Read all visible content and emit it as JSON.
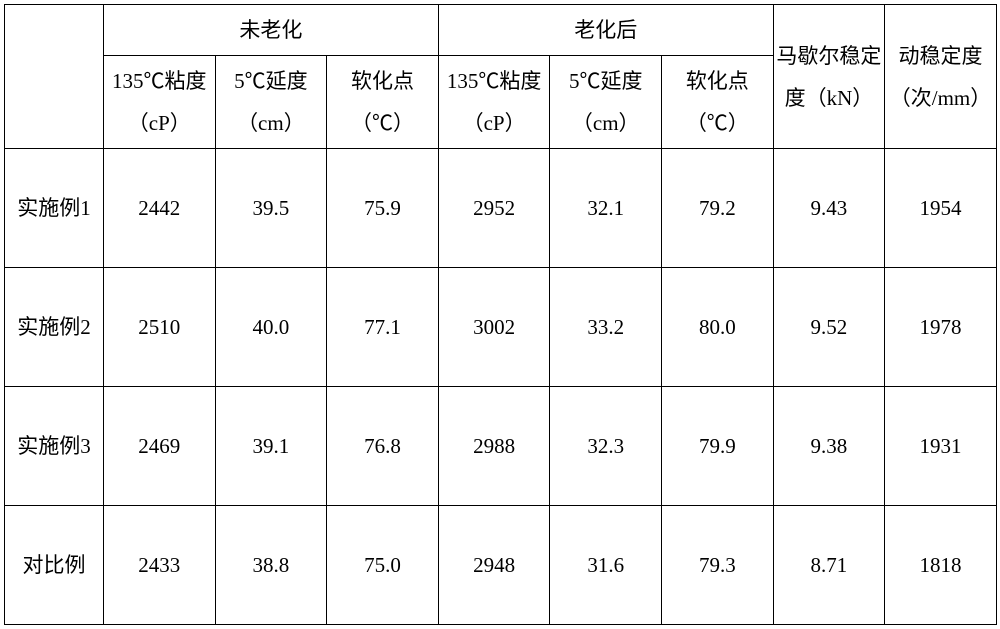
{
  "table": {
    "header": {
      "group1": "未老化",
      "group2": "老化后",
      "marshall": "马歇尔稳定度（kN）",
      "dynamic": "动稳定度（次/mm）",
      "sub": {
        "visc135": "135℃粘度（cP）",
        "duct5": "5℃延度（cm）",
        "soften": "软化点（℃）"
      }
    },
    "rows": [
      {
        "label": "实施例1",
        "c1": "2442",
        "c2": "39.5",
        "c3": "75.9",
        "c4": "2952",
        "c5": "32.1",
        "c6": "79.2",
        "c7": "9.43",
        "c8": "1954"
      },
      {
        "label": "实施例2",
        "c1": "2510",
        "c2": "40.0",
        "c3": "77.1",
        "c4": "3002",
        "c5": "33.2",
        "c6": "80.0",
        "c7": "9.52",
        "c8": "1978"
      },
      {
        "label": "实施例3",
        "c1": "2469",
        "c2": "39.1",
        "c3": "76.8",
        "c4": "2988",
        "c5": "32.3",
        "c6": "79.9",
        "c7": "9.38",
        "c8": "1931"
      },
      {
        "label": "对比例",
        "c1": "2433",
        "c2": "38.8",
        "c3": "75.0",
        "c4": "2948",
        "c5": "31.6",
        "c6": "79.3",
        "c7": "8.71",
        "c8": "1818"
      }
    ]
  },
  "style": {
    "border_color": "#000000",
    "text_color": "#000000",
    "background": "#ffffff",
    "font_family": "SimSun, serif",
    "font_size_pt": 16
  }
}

# # # # # # #

* **Task to carry out**:
Repeat the data exactly, excluding the pictures.

* **Exercise solution**:
Read all visible content and emit it as JSON.
{
  "table": {
    "header": {
      "group1": "未老化",
      "group2": "老化后",
      "marshall": "马歇尔稳定度（kN）",
      "dynamic": "动稳定度（次/mm）",
      "sub": {
        "visc135": "135℃粘度（cP）",
        "duct5": "5℃延度（cm）",
        "soften": "软化点（℃）"
      }
    },
    "rows": [
      {
        "label": "实施例1",
        "c1": "2442",
        "c2": "39.5",
        "c3": "75.9",
        "c4": "2952",
        "c5": "32.1",
        "c6": "79.2",
        "c7": "9.43",
        "c8": "1954"
      },
      {
        "label": "实施例2",
        "c1": "2510",
        "c2": "40.0",
        "c3": "77.1",
        "c4": "3002",
        "c5": "33.2",
        "c6": "80.0",
        "c7": "9.52",
        "c8": "1978"
      },
      {
        "label": "实施例3",
        "c1": "2469",
        "c2": "39.1",
        "c3": "76.8",
        "c4": "2988",
        "c5": "32.3",
        "c6": "79.9",
        "c7": "9.38",
        "c8": "1931"
      },
      {
        "label": "对比例",
        "c1": "2433",
        "c2": "38.8",
        "c3": "75.0",
        "c4": "2948",
        "c5": "31.6",
        "c6": "79.3",
        "c7": "8.71",
        "c8": "1818"
      }
    ]
  },
  "style": {
    "border_color": "#000000",
    "text_color": "#000000",
    "background": "#ffffff",
    "font_family": "SimSun, serif",
    "font_size_pt": 16
  }
}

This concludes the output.